Gather every line holding the string "title".
START DATA TO PROCESS
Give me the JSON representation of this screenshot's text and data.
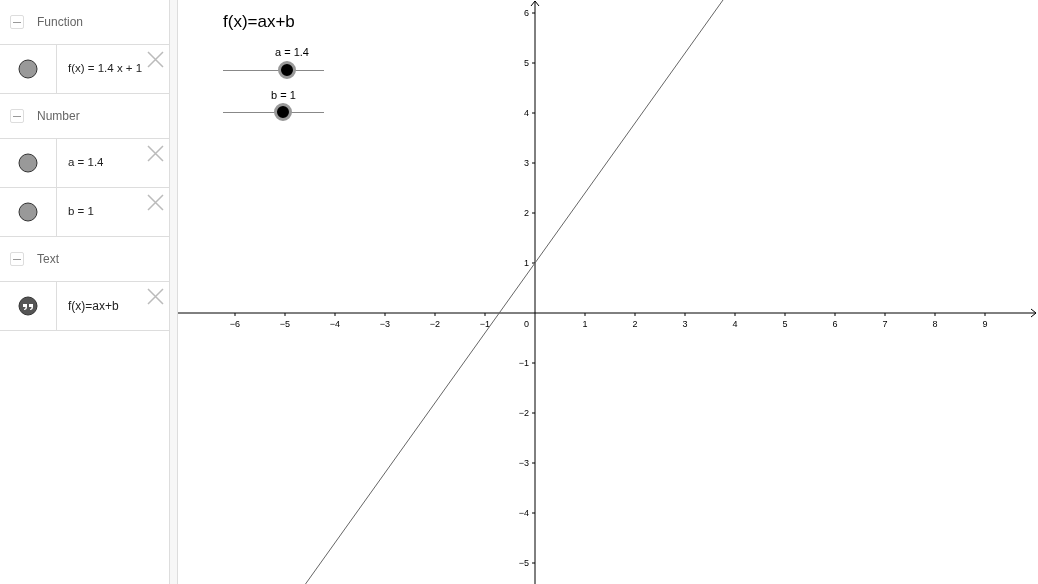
{
  "algebra": {
    "groups": [
      {
        "title": "Function",
        "expanded": true,
        "items": [
          {
            "kind": "object",
            "visible": true,
            "text": "f(x) = 1.4 x + 1"
          }
        ]
      },
      {
        "title": "Number",
        "expanded": true,
        "items": [
          {
            "kind": "object",
            "visible": true,
            "text": "a = 1.4"
          },
          {
            "kind": "object",
            "visible": true,
            "text": "b = 1"
          }
        ]
      },
      {
        "title": "Text",
        "expanded": true,
        "items": [
          {
            "kind": "text",
            "visible": true,
            "text": "f(x)=ax+b"
          }
        ]
      }
    ]
  },
  "graphics": {
    "text": "f(x)=ax+b",
    "sliders": [
      {
        "label": "a = 1.4",
        "level": 0.64
      },
      {
        "label": "b = 1",
        "level": 0.6
      }
    ],
    "origin_label": "0",
    "chart_data": {
      "type": "line",
      "x": [
        -4.59,
        3.76
      ],
      "series": [
        {
          "color": "#666666",
          "values": [
            -5.42,
            6.26
          ]
        }
      ],
      "xlim": [
        -7.14,
        10.06
      ],
      "ylim": [
        -5.42,
        6.26
      ],
      "xticks": [
        -6,
        -5,
        -4,
        -3,
        -2,
        -1,
        1,
        2,
        3,
        4,
        5,
        6,
        7,
        8,
        9
      ],
      "yticks": [
        -5,
        -4,
        -3,
        -2,
        -1,
        1,
        2,
        3,
        4,
        5,
        6
      ]
    }
  }
}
END DATA TO PROCESS
— WRITTEN ANSWER —
        "title": "Function",
        "title": "Number",
        "title": "Text",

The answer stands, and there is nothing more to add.